→ DATA FOR THIS EXERCISE:
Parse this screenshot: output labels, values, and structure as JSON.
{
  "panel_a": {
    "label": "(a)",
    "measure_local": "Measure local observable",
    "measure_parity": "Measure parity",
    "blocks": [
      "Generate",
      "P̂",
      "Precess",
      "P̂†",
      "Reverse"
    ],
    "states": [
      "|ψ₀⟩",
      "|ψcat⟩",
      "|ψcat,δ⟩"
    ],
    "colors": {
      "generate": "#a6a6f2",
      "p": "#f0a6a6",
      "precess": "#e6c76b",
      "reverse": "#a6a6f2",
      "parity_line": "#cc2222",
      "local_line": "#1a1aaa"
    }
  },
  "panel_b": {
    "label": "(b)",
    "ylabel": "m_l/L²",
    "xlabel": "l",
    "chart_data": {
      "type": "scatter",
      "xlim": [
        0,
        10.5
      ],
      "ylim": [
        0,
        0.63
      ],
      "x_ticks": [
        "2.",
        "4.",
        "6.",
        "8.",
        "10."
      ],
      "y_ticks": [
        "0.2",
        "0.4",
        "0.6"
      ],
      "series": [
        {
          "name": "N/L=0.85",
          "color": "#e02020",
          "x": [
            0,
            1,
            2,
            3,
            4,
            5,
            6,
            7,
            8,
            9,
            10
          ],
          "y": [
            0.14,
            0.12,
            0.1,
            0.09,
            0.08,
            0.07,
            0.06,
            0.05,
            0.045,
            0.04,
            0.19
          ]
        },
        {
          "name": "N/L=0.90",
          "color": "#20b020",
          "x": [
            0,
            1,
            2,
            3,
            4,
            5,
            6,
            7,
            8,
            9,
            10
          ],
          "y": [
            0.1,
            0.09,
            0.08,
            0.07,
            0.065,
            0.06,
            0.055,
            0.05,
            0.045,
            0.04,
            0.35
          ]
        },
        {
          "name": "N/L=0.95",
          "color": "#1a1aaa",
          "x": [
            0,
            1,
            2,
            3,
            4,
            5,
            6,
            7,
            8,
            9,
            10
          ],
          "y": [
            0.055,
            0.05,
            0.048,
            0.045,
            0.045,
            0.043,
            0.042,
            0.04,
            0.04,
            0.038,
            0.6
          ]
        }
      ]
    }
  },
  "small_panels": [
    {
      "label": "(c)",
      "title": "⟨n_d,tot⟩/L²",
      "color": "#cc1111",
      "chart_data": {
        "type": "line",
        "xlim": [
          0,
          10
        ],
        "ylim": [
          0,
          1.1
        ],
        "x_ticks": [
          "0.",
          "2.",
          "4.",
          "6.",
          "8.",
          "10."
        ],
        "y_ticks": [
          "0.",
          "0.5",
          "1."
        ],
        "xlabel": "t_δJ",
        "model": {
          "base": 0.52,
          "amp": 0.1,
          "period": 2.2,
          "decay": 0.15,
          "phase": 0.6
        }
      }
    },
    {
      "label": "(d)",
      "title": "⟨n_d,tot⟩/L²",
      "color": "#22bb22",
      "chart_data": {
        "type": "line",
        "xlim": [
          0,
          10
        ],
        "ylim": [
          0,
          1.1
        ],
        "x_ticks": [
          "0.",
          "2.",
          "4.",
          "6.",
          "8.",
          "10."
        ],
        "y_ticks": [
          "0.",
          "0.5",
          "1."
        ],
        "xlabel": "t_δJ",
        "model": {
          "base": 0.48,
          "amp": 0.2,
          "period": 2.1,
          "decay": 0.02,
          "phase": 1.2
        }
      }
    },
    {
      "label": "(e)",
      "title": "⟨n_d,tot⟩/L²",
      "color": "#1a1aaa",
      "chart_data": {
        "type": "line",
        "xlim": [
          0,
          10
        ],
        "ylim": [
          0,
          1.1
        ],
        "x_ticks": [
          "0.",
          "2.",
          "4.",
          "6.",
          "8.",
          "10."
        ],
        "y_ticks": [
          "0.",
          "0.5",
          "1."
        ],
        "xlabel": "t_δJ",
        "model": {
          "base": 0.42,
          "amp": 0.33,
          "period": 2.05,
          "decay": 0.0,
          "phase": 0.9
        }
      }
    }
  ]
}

→ DESCRIPTION OF THE TASK: Extract every record and return it verbatim.

→ SOLVED EXERCISE:
Parse this screenshot: output labels, values, and structure as JSON.
{
  "panel_a": {
    "label": "(a)",
    "measure_local": "Measure local observable",
    "measure_parity": "Measure parity",
    "blocks": [
      "Generate",
      "P̂",
      "Precess",
      "P̂†",
      "Reverse"
    ],
    "states": [
      "|ψ₀⟩",
      "|ψcat⟩",
      "|ψcat,δ⟩"
    ],
    "colors": {
      "generate": "#a6a6f2",
      "p": "#f0a6a6",
      "precess": "#e6c76b",
      "reverse": "#a6a6f2",
      "parity_line": "#cc2222",
      "local_line": "#1a1aaa"
    }
  },
  "panel_b": {
    "label": "(b)",
    "ylabel": "m_l/L²",
    "xlabel": "l",
    "chart_data": {
      "type": "scatter",
      "xlim": [
        0,
        10.5
      ],
      "ylim": [
        0,
        0.63
      ],
      "x_ticks": [
        "2.",
        "4.",
        "6.",
        "8.",
        "10."
      ],
      "y_ticks": [
        "0.2",
        "0.4",
        "0.6"
      ],
      "series": [
        {
          "name": "N/L=0.85",
          "color": "#e02020",
          "x": [
            0,
            1,
            2,
            3,
            4,
            5,
            6,
            7,
            8,
            9,
            10
          ],
          "y": [
            0.14,
            0.12,
            0.1,
            0.09,
            0.08,
            0.07,
            0.06,
            0.05,
            0.045,
            0.04,
            0.19
          ]
        },
        {
          "name": "N/L=0.90",
          "color": "#20b020",
          "x": [
            0,
            1,
            2,
            3,
            4,
            5,
            6,
            7,
            8,
            9,
            10
          ],
          "y": [
            0.1,
            0.09,
            0.08,
            0.07,
            0.065,
            0.06,
            0.055,
            0.05,
            0.045,
            0.04,
            0.35
          ]
        },
        {
          "name": "N/L=0.95",
          "color": "#1a1aaa",
          "x": [
            0,
            1,
            2,
            3,
            4,
            5,
            6,
            7,
            8,
            9,
            10
          ],
          "y": [
            0.055,
            0.05,
            0.048,
            0.045,
            0.045,
            0.043,
            0.042,
            0.04,
            0.04,
            0.038,
            0.6
          ]
        }
      ]
    }
  },
  "small_panels": [
    {
      "label": "(c)",
      "title": "⟨n_d,tot⟩/L²",
      "color": "#cc1111",
      "chart_data": {
        "type": "line",
        "xlim": [
          0,
          10
        ],
        "ylim": [
          0,
          1.1
        ],
        "x_ticks": [
          "0.",
          "2.",
          "4.",
          "6.",
          "8.",
          "10."
        ],
        "y_ticks": [
          "0.",
          "0.5",
          "1."
        ],
        "xlabel": "t_δJ",
        "model": {
          "base": 0.52,
          "amp": 0.1,
          "period": 2.2,
          "decay": 0.15,
          "phase": 0.6
        }
      }
    },
    {
      "label": "(d)",
      "title": "⟨n_d,tot⟩/L²",
      "color": "#22bb22",
      "chart_data": {
        "type": "line",
        "xlim": [
          0,
          10
        ],
        "ylim": [
          0,
          1.1
        ],
        "x_ticks": [
          "0.",
          "2.",
          "4.",
          "6.",
          "8.",
          "10."
        ],
        "y_ticks": [
          "0.",
          "0.5",
          "1."
        ],
        "xlabel": "t_δJ",
        "model": {
          "base": 0.48,
          "amp": 0.2,
          "period": 2.1,
          "decay": 0.02,
          "phase": 1.2
        }
      }
    },
    {
      "label": "(e)",
      "title": "⟨n_d,tot⟩/L²",
      "color": "#1a1aaa",
      "chart_data": {
        "type": "line",
        "xlim": [
          0,
          10
        ],
        "ylim": [
          0,
          1.1
        ],
        "x_ticks": [
          "0.",
          "2.",
          "4.",
          "6.",
          "8.",
          "10."
        ],
        "y_ticks": [
          "0.",
          "0.5",
          "1."
        ],
        "xlabel": "t_δJ",
        "model": {
          "base": 0.42,
          "amp": 0.33,
          "period": 2.05,
          "decay": 0.0,
          "phase": 0.9
        }
      }
    }
  ]
}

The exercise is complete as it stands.